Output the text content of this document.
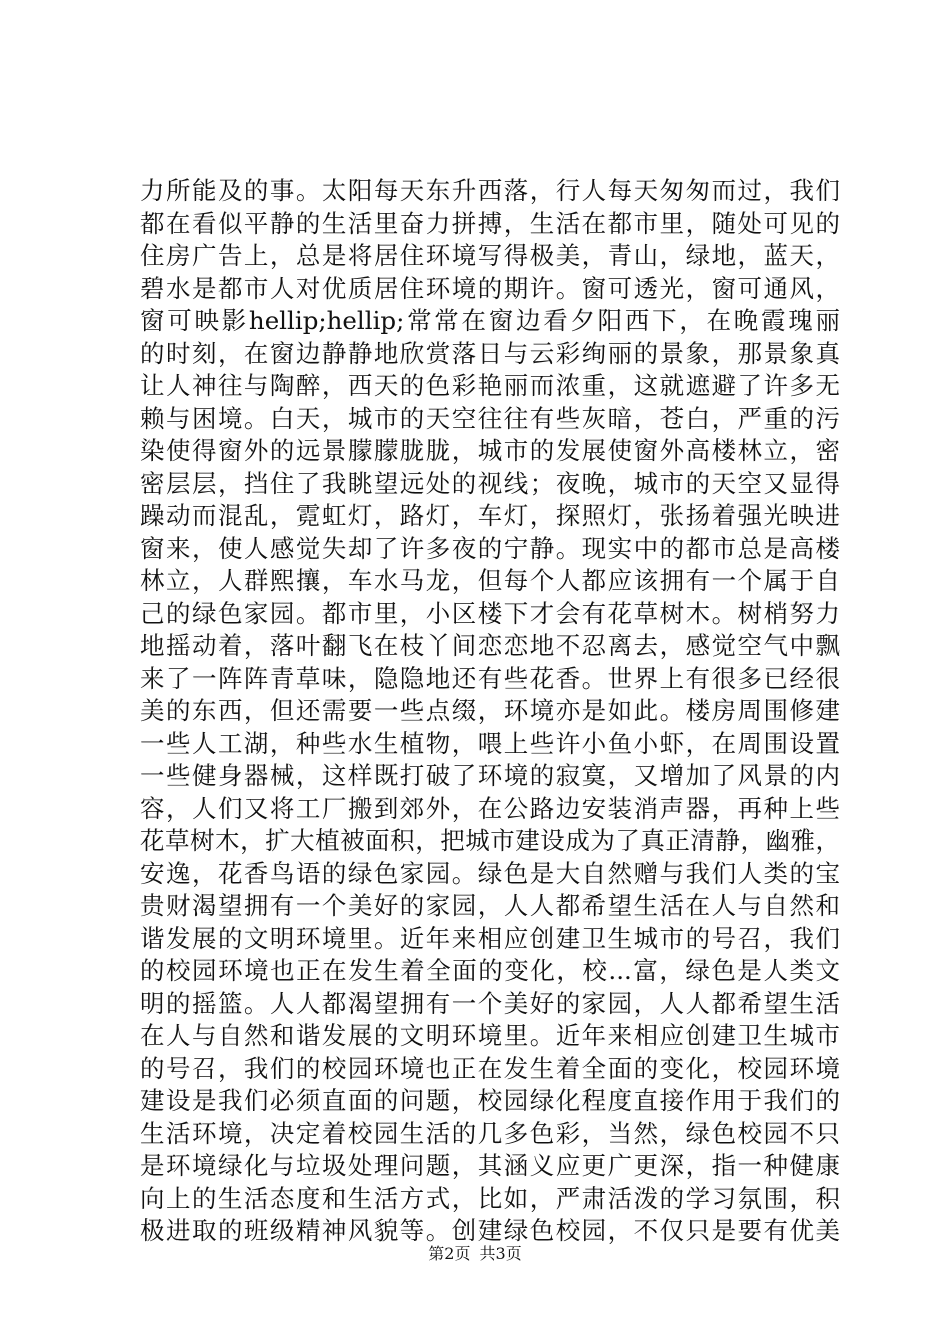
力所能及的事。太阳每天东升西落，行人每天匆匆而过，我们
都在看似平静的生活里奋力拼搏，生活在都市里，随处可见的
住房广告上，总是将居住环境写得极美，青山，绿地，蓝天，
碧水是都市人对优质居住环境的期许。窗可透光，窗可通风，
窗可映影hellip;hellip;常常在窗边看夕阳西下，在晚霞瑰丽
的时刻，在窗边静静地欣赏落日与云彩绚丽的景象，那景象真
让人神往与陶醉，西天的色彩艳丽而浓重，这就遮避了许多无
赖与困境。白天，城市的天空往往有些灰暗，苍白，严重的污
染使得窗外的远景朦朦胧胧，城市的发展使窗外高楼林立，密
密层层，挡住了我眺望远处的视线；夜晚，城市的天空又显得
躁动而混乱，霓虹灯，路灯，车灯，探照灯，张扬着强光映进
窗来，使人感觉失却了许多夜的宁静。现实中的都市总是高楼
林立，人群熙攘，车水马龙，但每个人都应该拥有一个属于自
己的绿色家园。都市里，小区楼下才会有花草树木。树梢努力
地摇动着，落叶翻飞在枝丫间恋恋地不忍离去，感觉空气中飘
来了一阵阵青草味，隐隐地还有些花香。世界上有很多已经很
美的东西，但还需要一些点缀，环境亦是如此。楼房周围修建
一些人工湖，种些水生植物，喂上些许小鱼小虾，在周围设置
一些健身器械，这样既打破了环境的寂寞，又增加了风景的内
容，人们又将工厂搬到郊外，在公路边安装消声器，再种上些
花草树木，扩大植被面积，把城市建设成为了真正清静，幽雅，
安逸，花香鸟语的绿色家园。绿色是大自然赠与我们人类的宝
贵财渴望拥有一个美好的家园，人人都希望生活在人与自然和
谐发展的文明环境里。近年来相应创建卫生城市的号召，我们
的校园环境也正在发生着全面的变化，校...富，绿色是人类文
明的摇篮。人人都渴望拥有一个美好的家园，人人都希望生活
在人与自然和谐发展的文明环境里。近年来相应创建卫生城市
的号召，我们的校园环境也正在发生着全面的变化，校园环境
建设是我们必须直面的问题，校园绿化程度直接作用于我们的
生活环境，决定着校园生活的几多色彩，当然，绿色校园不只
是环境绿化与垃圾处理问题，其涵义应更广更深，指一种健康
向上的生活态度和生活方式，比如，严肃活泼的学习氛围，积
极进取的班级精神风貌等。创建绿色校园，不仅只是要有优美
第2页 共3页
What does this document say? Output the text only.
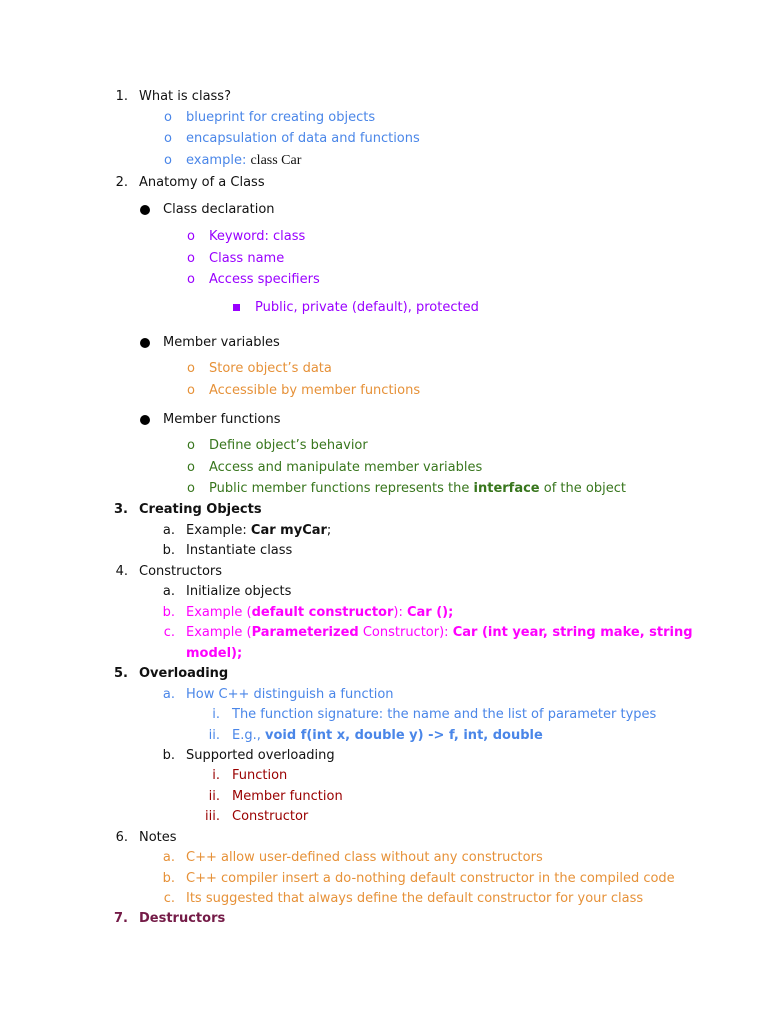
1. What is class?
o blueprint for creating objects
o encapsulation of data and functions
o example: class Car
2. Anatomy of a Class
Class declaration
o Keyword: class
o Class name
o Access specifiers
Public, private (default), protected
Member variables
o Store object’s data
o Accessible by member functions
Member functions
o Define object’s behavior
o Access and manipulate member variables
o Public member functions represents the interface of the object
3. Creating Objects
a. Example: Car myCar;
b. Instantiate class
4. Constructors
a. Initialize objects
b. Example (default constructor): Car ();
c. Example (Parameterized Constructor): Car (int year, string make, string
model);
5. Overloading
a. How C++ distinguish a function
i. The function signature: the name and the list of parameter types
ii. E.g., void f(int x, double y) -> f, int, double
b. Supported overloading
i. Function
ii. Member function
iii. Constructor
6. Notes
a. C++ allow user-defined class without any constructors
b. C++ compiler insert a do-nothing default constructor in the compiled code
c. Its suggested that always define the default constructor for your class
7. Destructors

.....

Track down every line holding the string "variables" and copy it.

Member variables
o Access and manipulate member variables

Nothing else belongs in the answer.